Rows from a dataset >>
[BEGIN]

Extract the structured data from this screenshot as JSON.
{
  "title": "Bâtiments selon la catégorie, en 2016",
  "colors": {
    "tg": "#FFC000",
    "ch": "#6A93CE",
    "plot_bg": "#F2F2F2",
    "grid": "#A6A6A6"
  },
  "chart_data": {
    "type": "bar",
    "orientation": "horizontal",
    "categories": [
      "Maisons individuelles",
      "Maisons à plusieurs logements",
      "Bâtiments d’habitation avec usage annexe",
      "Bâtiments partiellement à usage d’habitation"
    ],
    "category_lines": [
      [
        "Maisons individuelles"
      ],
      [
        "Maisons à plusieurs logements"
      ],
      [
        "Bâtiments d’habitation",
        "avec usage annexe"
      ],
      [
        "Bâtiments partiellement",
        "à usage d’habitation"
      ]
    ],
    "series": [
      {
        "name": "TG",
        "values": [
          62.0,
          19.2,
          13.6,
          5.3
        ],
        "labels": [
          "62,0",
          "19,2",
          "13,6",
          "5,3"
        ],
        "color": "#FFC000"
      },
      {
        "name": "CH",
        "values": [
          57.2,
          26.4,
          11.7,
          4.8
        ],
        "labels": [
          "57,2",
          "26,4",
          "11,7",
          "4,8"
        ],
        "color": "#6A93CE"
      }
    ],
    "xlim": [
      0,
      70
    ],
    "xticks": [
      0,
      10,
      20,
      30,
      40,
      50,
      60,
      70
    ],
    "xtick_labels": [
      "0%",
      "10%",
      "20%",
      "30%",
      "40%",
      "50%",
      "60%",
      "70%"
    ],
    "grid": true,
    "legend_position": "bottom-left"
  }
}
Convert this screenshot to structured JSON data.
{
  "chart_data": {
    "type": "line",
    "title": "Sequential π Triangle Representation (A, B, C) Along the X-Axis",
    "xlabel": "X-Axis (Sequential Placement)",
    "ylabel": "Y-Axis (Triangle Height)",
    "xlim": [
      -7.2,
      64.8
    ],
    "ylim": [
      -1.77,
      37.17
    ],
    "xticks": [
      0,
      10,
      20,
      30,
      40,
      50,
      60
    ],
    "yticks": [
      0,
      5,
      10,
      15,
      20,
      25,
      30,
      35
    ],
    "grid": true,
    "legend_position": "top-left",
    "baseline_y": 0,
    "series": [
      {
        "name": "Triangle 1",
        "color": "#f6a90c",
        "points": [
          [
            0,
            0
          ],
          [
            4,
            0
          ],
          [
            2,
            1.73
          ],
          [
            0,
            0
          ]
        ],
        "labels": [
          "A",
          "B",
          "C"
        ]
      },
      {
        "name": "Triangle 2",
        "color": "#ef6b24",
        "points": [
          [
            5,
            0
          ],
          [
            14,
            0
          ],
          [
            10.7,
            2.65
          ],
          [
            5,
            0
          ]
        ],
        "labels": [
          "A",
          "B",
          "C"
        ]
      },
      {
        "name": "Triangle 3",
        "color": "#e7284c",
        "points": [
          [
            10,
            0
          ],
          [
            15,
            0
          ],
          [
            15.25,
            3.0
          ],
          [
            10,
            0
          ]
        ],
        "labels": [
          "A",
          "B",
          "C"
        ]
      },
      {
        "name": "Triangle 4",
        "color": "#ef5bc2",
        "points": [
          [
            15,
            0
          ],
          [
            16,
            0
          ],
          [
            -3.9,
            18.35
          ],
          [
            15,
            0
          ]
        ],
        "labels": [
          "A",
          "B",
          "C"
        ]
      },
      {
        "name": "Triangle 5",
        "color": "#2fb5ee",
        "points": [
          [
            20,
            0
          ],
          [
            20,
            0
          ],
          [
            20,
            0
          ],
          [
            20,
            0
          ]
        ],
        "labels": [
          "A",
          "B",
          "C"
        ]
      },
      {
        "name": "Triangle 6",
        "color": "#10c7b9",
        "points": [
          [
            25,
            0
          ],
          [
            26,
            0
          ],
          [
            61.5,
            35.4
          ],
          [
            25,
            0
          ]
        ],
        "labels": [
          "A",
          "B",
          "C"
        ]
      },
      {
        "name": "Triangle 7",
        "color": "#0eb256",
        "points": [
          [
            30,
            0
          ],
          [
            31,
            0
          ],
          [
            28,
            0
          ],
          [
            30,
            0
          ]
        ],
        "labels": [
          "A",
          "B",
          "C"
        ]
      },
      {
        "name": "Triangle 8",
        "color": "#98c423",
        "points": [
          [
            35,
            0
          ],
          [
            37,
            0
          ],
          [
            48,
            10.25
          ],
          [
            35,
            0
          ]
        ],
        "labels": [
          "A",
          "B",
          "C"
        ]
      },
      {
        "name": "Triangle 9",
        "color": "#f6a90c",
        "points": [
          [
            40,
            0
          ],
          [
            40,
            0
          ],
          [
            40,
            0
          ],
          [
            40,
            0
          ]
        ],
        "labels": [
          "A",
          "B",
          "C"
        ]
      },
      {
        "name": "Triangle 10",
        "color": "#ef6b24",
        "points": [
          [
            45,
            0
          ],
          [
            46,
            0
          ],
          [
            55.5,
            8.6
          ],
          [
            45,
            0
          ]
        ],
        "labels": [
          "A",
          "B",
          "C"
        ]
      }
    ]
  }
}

[END]

Your goal >> Copy out each line that contains the word "plusieurs".

The reply >>
      "Maisons à plusieurs logements",
        "Maisons à plusieurs logements"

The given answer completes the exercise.